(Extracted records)
-- -- --
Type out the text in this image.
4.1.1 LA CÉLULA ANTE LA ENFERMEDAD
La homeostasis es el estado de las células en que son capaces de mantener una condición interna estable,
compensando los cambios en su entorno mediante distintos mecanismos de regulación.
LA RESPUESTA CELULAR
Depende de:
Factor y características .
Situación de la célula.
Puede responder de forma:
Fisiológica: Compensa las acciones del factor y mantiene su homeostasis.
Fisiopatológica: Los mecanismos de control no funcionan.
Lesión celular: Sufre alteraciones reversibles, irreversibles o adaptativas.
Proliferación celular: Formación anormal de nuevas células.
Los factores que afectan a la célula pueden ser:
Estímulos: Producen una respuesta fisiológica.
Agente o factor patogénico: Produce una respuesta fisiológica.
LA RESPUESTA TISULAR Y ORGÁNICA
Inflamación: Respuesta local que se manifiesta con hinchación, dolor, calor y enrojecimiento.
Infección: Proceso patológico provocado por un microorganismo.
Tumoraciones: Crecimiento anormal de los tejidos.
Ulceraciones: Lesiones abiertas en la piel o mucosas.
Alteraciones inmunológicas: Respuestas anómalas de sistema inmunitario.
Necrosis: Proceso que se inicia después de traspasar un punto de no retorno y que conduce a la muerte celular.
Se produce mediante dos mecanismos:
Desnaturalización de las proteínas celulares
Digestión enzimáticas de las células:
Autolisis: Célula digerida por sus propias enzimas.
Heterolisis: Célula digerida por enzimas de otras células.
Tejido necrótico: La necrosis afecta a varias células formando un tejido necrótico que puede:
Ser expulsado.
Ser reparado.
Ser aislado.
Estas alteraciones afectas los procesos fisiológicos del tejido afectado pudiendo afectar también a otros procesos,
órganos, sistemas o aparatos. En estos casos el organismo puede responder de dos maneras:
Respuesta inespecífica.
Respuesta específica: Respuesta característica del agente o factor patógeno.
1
-- -- --
— Instructions to follow —
Your answer should consist of every entry, repeated exactly.

— Response to the task —
Type out the text in this image.
4.1.1 LA CÉLULA ANTE LA ENFERMEDAD
La homeostasis es el estado de las células en que son capaces de mantener una condición interna estable,
compensando los cambios en su entorno mediante distintos mecanismos de regulación.
LA RESPUESTA CELULAR
Depende de:
Factor y características .
Situación de la célula.
Puede responder de forma:
Fisiológica: Compensa las acciones del factor y mantiene su homeostasis.
Fisiopatológica: Los mecanismos de control no funcionan.
Lesión celular: Sufre alteraciones reversibles, irreversibles o adaptativas.
Proliferación celular: Formación anormal de nuevas células.
Los factores que afectan a la célula pueden ser:
Estímulos: Producen una respuesta fisiológica.
Agente o factor patogénico: Produce una respuesta fisiológica.
LA RESPUESTA TISULAR Y ORGÁNICA
Inflamación: Respuesta local que se manifiesta con hinchación, dolor, calor y enrojecimiento.
Infección: Proceso patológico provocado por un microorganismo.
Tumoraciones: Crecimiento anormal de los tejidos.
Ulceraciones: Lesiones abiertas en la piel o mucosas.
Alteraciones inmunológicas: Respuestas anómalas de sistema inmunitario.
Necrosis: Proceso que se inicia después de traspasar un punto de no retorno y que conduce a la muerte celular.
Se produce mediante dos mecanismos:
Desnaturalización de las proteínas celulares
Digestión enzimáticas de las células:
Autolisis: Célula digerida por sus propias enzimas.
Heterolisis: Célula digerida por enzimas de otras células.
Tejido necrótico: La necrosis afecta a varias células formando un tejido necrótico que puede:
Ser expulsado.
Ser reparado.
Ser aislado.
Estas alteraciones afectas los procesos fisiológicos del tejido afectado pudiendo afectar también a otros procesos,
órganos, sistemas o aparatos. En estos casos el organismo puede responder de dos maneras:
Respuesta inespecífica.
Respuesta específica: Respuesta característica del agente o factor patógeno.
1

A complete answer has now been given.